> [Short exercise]:
Check every line below for the string "πρὸς", and copy the lines that contain it.

[Stored records]

☆ ☆ ☆

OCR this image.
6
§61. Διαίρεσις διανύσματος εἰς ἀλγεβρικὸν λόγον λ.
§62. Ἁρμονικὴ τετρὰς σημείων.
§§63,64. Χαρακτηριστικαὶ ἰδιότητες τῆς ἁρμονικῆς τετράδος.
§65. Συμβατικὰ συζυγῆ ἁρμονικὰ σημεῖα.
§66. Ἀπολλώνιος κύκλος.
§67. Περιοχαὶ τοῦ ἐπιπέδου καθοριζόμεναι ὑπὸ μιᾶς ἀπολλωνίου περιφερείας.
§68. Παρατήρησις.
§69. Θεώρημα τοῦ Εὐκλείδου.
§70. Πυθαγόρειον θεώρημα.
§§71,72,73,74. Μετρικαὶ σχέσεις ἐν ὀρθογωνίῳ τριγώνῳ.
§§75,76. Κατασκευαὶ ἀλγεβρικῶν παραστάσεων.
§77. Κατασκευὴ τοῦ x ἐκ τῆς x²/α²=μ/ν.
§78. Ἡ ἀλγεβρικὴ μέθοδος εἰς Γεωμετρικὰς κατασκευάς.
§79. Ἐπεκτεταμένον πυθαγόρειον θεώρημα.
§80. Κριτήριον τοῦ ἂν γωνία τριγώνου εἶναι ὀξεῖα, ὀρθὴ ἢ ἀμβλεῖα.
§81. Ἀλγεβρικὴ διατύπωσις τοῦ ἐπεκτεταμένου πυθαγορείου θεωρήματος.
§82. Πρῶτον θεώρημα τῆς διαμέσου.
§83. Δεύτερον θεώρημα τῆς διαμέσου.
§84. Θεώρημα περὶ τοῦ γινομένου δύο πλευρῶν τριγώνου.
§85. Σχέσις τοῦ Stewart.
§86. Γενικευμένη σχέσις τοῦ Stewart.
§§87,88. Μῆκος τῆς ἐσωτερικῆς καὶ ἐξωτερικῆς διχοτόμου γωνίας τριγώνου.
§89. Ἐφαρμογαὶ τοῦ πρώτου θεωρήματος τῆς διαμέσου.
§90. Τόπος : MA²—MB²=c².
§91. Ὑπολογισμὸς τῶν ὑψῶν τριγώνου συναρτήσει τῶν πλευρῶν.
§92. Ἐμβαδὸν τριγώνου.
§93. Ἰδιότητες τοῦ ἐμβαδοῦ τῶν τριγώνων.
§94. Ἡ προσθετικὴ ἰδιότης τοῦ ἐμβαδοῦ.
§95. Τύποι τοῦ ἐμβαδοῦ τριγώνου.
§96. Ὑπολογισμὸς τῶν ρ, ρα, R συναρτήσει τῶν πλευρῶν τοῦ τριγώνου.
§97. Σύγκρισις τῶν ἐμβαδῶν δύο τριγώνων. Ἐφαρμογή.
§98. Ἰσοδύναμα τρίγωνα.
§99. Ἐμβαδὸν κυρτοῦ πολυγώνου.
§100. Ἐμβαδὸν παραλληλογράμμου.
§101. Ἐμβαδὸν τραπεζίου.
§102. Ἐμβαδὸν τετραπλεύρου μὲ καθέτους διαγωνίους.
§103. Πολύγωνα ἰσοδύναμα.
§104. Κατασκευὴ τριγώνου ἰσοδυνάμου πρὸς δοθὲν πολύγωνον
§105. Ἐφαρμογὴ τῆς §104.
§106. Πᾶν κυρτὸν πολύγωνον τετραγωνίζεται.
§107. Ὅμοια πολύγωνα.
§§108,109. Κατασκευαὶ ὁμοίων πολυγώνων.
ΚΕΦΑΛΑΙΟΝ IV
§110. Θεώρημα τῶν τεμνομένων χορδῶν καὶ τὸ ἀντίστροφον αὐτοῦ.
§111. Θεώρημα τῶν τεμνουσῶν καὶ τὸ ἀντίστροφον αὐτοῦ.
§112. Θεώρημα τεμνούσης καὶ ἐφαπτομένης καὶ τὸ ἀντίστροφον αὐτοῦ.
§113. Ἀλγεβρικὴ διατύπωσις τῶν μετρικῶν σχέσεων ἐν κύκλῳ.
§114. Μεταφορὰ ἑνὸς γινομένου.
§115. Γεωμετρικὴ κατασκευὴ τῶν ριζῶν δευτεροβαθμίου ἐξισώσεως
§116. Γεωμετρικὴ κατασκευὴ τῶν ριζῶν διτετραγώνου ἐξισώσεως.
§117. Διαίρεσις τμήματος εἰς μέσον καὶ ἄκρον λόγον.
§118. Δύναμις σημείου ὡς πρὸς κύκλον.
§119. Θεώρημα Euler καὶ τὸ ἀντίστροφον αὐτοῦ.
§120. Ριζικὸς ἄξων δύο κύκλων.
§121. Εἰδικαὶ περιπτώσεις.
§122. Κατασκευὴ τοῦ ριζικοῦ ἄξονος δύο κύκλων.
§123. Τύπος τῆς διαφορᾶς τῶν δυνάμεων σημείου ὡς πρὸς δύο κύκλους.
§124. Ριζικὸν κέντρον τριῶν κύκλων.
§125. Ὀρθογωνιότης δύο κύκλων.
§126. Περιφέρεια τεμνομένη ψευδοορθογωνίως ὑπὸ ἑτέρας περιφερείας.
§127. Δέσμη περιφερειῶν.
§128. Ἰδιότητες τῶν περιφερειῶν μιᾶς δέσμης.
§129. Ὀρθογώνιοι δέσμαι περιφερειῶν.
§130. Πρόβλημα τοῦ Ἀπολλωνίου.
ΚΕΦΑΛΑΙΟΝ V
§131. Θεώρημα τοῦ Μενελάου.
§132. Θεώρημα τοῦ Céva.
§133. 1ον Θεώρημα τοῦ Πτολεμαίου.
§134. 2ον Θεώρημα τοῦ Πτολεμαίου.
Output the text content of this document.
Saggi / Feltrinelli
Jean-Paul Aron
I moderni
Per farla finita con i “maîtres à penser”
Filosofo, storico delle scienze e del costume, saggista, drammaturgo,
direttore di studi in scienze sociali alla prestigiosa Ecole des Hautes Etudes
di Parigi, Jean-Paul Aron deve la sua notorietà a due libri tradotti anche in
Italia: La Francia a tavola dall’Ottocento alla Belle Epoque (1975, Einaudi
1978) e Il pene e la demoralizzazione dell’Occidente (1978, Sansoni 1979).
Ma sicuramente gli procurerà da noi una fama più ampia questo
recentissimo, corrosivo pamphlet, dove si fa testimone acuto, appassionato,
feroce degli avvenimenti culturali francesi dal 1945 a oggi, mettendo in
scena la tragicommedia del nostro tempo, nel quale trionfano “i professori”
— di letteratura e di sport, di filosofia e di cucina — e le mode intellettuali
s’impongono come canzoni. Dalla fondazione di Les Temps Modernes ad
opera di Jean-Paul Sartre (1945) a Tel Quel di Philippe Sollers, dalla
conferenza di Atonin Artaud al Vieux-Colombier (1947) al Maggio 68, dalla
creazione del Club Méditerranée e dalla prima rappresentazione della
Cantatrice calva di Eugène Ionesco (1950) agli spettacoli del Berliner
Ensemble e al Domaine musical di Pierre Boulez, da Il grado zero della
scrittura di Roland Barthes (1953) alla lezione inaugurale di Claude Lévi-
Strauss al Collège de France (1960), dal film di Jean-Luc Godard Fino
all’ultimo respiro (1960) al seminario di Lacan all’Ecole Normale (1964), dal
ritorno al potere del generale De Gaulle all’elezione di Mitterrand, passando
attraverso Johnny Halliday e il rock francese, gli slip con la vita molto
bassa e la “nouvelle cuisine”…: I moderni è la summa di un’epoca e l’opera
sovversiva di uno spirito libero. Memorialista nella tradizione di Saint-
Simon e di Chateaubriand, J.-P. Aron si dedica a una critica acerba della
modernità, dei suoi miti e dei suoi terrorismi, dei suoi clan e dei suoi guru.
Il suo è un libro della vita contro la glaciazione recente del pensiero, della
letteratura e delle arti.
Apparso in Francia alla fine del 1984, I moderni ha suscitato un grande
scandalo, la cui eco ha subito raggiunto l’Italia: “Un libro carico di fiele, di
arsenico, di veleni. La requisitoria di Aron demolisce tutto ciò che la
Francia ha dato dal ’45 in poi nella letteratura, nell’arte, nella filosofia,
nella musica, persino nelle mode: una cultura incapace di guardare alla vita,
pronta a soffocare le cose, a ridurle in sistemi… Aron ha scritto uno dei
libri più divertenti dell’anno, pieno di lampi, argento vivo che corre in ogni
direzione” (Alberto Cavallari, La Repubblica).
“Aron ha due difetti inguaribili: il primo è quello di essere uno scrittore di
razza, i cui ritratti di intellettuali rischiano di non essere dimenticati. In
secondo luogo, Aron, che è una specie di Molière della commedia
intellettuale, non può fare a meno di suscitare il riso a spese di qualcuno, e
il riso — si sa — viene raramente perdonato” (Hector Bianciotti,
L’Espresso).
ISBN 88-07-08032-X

☆ ☆ ☆

> [Response to the exercise]:
§104. Κατασκευὴ τριγώνου ἰσοδυνάμου πρὸς δοθὲν πολύγωνον
§118. Δύναμις σημείου ὡς πρὸς κύκλον.
§123. Τύπος τῆς διαφορᾶς τῶν δυνάμεων σημείου ὡς πρὸς δύο κύκλους.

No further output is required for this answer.